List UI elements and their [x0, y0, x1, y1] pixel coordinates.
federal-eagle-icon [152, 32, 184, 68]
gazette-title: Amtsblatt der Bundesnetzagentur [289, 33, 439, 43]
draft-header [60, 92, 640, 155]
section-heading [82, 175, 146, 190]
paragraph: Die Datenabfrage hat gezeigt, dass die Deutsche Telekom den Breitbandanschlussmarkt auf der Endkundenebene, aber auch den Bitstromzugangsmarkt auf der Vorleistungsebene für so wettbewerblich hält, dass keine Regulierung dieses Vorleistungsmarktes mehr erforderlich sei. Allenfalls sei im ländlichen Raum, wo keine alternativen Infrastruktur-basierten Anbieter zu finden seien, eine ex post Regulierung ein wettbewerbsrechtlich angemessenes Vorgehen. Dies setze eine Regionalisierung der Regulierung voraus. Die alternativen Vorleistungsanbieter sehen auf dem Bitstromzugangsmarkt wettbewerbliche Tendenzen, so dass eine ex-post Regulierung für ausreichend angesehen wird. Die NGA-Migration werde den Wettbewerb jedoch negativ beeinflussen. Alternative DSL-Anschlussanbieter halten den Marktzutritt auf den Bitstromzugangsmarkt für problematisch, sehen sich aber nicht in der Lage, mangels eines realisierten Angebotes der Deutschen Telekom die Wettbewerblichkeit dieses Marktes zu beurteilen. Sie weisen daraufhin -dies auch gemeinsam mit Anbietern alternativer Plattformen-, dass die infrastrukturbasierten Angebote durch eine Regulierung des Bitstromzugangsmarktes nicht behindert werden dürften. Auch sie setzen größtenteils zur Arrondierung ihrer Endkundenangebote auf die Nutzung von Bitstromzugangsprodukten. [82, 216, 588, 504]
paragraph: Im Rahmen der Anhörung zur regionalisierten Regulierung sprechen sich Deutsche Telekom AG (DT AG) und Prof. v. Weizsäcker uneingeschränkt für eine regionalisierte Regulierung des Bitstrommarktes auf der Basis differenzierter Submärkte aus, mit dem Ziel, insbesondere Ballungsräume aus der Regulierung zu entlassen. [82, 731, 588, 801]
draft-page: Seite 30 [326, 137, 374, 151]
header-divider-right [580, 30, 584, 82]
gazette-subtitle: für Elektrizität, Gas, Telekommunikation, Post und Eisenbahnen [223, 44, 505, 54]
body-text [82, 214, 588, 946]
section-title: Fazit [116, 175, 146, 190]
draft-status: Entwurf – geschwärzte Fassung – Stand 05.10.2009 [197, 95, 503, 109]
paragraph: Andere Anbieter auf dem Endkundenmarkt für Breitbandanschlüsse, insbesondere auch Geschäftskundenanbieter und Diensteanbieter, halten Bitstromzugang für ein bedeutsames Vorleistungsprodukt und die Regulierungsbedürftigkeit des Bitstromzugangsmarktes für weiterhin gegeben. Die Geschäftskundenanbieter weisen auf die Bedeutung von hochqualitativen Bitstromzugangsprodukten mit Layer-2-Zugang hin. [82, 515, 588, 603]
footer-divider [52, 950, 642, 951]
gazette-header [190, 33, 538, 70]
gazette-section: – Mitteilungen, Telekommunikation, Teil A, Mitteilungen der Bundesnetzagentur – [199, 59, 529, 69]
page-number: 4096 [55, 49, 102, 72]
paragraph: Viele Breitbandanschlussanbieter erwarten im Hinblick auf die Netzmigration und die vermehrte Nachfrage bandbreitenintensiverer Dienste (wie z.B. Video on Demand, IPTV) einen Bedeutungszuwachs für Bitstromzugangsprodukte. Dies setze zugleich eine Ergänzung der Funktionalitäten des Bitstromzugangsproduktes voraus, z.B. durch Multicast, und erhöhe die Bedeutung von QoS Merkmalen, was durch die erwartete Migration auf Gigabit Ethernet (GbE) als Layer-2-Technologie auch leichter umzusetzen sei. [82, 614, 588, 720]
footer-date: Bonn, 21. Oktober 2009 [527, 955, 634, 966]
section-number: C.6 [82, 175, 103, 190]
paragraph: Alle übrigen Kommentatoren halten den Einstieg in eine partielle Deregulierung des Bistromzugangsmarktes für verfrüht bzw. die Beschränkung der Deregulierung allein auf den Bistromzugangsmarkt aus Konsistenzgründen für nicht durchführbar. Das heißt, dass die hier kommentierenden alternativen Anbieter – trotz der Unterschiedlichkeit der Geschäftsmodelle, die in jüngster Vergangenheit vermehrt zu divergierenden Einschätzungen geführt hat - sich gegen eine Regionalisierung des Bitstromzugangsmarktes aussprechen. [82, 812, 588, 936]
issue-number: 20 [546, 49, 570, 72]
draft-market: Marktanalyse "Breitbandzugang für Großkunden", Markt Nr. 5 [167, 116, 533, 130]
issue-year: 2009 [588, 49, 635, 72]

SET TASK |
Reproduce the listing word for word, from its first line through the line that contains "section-heading [82, 175, 146, 190]", including both of those lines.

EXPECTED OUTPUT |
List UI elements and their [x0, y0, x1, y1] pixel coordinates.
federal-eagle-icon [152, 32, 184, 68]
gazette-title: Amtsblatt der Bundesnetzagentur [289, 33, 439, 43]
draft-header [60, 92, 640, 155]
section-heading [82, 175, 146, 190]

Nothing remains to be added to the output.